● Brief:
Extract every line below that contains the word "icon".

Collected data entries:
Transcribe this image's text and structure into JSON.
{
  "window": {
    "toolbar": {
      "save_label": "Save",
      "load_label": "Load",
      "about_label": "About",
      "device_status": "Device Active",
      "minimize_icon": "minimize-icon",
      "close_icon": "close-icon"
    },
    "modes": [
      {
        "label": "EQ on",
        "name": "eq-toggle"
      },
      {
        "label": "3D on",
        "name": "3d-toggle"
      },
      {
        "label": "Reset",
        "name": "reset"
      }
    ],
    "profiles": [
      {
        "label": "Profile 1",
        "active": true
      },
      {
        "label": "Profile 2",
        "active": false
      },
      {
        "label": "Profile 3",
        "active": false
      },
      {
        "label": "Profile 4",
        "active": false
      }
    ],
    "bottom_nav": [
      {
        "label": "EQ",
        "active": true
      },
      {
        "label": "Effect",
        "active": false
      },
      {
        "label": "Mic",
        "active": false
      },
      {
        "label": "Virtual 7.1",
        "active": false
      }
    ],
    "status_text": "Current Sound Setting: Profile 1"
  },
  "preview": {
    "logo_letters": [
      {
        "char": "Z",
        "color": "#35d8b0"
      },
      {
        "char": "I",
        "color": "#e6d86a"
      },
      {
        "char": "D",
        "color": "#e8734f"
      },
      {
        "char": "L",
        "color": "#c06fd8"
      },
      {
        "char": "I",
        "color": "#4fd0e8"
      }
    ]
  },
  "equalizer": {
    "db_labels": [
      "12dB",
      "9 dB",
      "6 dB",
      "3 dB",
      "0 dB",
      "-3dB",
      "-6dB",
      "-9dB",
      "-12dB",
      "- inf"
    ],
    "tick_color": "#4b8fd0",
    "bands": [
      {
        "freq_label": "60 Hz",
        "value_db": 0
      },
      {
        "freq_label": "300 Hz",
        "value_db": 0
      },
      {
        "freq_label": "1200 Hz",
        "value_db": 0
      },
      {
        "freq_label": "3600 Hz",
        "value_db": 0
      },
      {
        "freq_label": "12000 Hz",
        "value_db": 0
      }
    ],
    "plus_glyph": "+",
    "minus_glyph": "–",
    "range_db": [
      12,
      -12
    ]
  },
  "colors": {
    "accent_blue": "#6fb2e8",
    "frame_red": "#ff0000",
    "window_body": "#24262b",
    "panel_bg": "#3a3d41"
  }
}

● Task response:
      "minimize_icon": "minimize-icon",
      "close_icon": "close-icon"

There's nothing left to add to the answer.